%%
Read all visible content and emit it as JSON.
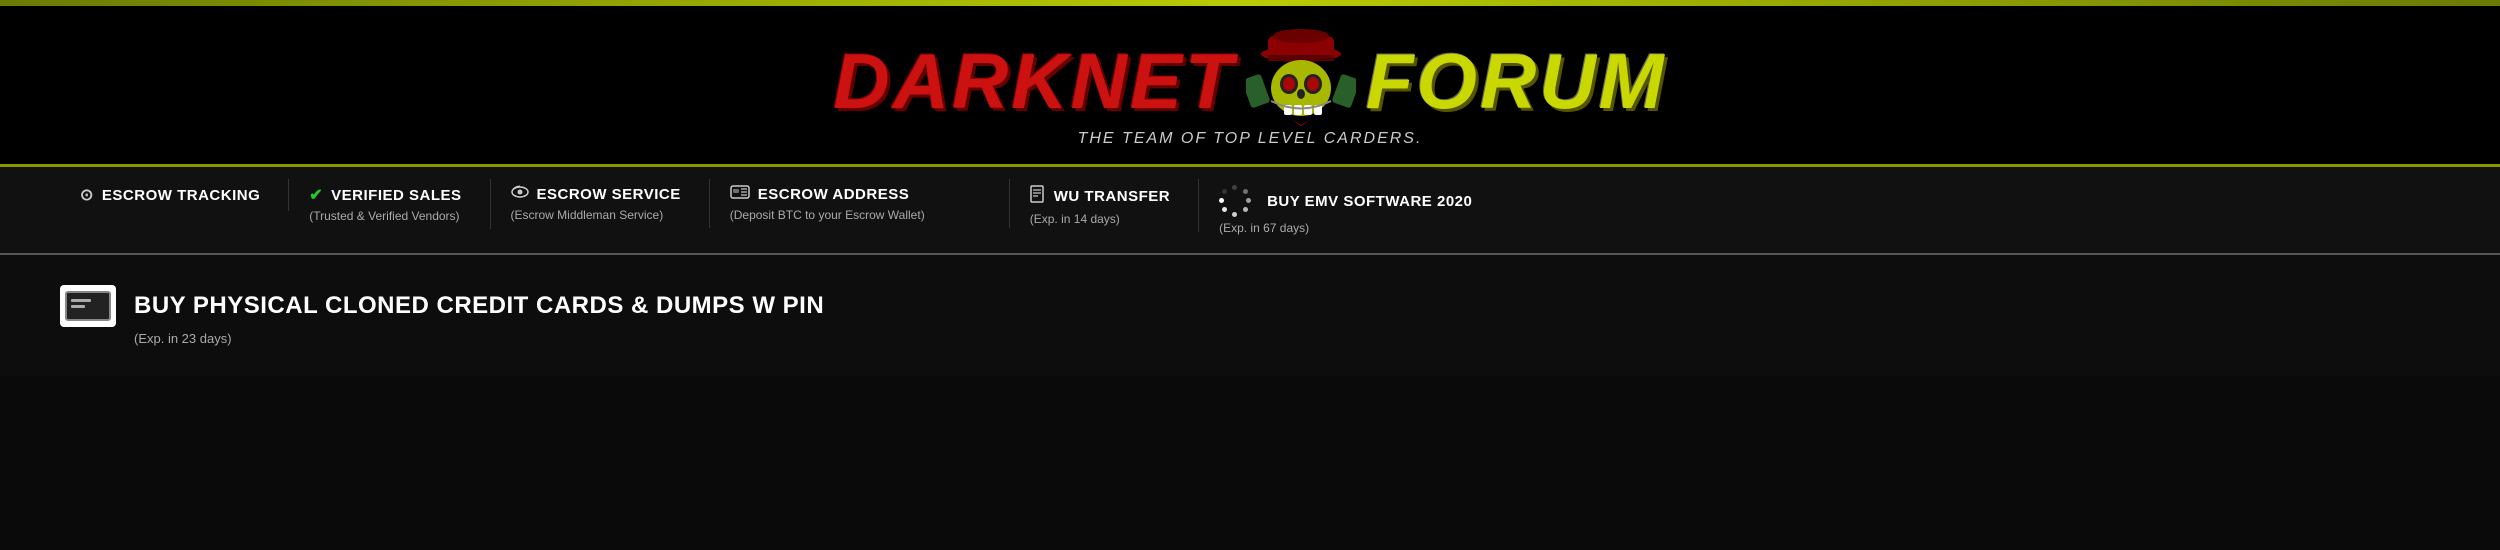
{
  "accent": {
    "color": "#b8cc00"
  },
  "header": {
    "logo_left": "DARKNET",
    "logo_right": "FORUM",
    "subtitle": "THE TEAM OF TOP LEVEL CARDERS."
  },
  "navbar": {
    "items": [
      {
        "id": "escrow-tracking",
        "icon": "globe",
        "title": "ESCROW TRACKING",
        "subtitle": ""
      },
      {
        "id": "verified-sales",
        "icon": "check",
        "title": "VERIFIED SALES",
        "subtitle": "(Trusted & Verified Vendors)"
      },
      {
        "id": "escrow-service",
        "icon": "eye",
        "title": "ESCROW SERVICE",
        "subtitle": "(Escrow Middleman Service)"
      },
      {
        "id": "escrow-address",
        "icon": "id-card",
        "title": "ESCROW ADDRESS",
        "subtitle": "(Deposit BTC to your Escrow Wallet)"
      },
      {
        "id": "wu-transfer",
        "icon": "doc",
        "title": "WU TRANSFER",
        "subtitle": "(Exp. in 14 days)"
      },
      {
        "id": "buy-emv",
        "icon": "spinner",
        "title": "BUY EMV SOFTWARE 2020",
        "subtitle": "(Exp. in 67 days)"
      }
    ]
  },
  "promo": {
    "icon": "credit-card",
    "title": "BUY PHYSICAL CLONED CREDIT CARDS & DUMPS W PIN",
    "subtitle": "(Exp. in 23 days)"
  }
}
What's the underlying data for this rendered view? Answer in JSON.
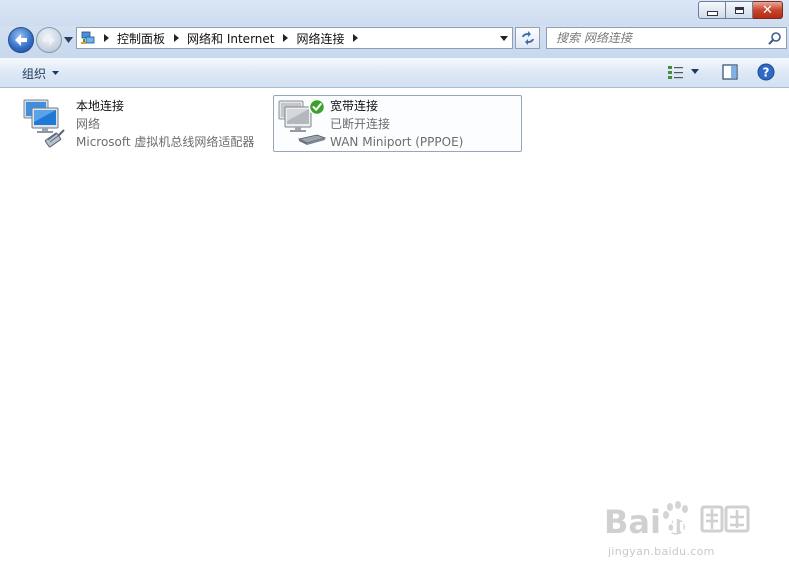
{
  "window": {
    "caption_buttons": [
      "minimize",
      "maximize",
      "close"
    ]
  },
  "address_bar": {
    "breadcrumbs": [
      "控制面板",
      "网络和 Internet",
      "网络连接"
    ],
    "folder_icon": "network-connections-icon"
  },
  "search": {
    "placeholder": "搜索 网络连接"
  },
  "command_bar": {
    "organize_label": "组织"
  },
  "connections": [
    {
      "name": "本地连接",
      "status": "网络",
      "device": "Microsoft 虚拟机总线网络适配器",
      "icon": "lan-connection-icon"
    },
    {
      "name": "宽带连接",
      "status": "已断开连接",
      "device": "WAN Miniport (PPPOE)",
      "icon": "broadband-connection-icon",
      "selected": true
    }
  ],
  "watermark": {
    "url": "jingyan.baidu.com",
    "logo": "baidu-jingyan-logo"
  },
  "colors": {
    "accent": "#2f6bc4",
    "close_red": "#c8452d",
    "check_green": "#3aa12a"
  }
}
%%
* _Goal_
Pictures in the records above should not be copied. Repeat everything else exactly.

* _Answer to this task_
Read all visible content and emit it as JSON.
{
  "accent": {
    "color": "#b8cc00"
  },
  "header": {
    "logo_left": "DARKNET",
    "logo_right": "FORUM",
    "subtitle": "THE TEAM OF TOP LEVEL CARDERS."
  },
  "navbar": {
    "items": [
      {
        "id": "escrow-tracking",
        "icon": "globe",
        "title": "ESCROW TRACKING",
        "subtitle": ""
      },
      {
        "id": "verified-sales",
        "icon": "check",
        "title": "VERIFIED SALES",
        "subtitle": "(Trusted & Verified Vendors)"
      },
      {
        "id": "escrow-service",
        "icon": "eye",
        "title": "ESCROW SERVICE",
        "subtitle": "(Escrow Middleman Service)"
      },
      {
        "id": "escrow-address",
        "icon": "id-card",
        "title": "ESCROW ADDRESS",
        "subtitle": "(Deposit BTC to your Escrow Wallet)"
      },
      {
        "id": "wu-transfer",
        "icon": "doc",
        "title": "WU TRANSFER",
        "subtitle": "(Exp. in 14 days)"
      },
      {
        "id": "buy-emv",
        "icon": "spinner",
        "title": "BUY EMV SOFTWARE 2020",
        "subtitle": "(Exp. in 67 days)"
      }
    ]
  },
  "promo": {
    "icon": "credit-card",
    "title": "BUY PHYSICAL CLONED CREDIT CARDS & DUMPS W PIN",
    "subtitle": "(Exp. in 23 days)"
  }
}
What's the underlying data for this rendered view? Answer in JSON.
{
  "window": {
    "caption_buttons": [
      "minimize",
      "maximize",
      "close"
    ]
  },
  "address_bar": {
    "breadcrumbs": [
      "控制面板",
      "网络和 Internet",
      "网络连接"
    ],
    "folder_icon": "network-connections-icon"
  },
  "search": {
    "placeholder": "搜索 网络连接"
  },
  "command_bar": {
    "organize_label": "组织"
  },
  "connections": [
    {
      "name": "本地连接",
      "status": "网络",
      "device": "Microsoft 虚拟机总线网络适配器",
      "icon": "lan-connection-icon"
    },
    {
      "name": "宽带连接",
      "status": "已断开连接",
      "device": "WAN Miniport (PPPOE)",
      "icon": "broadband-connection-icon",
      "selected": true
    }
  ],
  "watermark": {
    "url": "jingyan.baidu.com",
    "logo": "baidu-jingyan-logo"
  },
  "colors": {
    "accent": "#2f6bc4",
    "close_red": "#c8452d",
    "check_green": "#3aa12a"
  }
}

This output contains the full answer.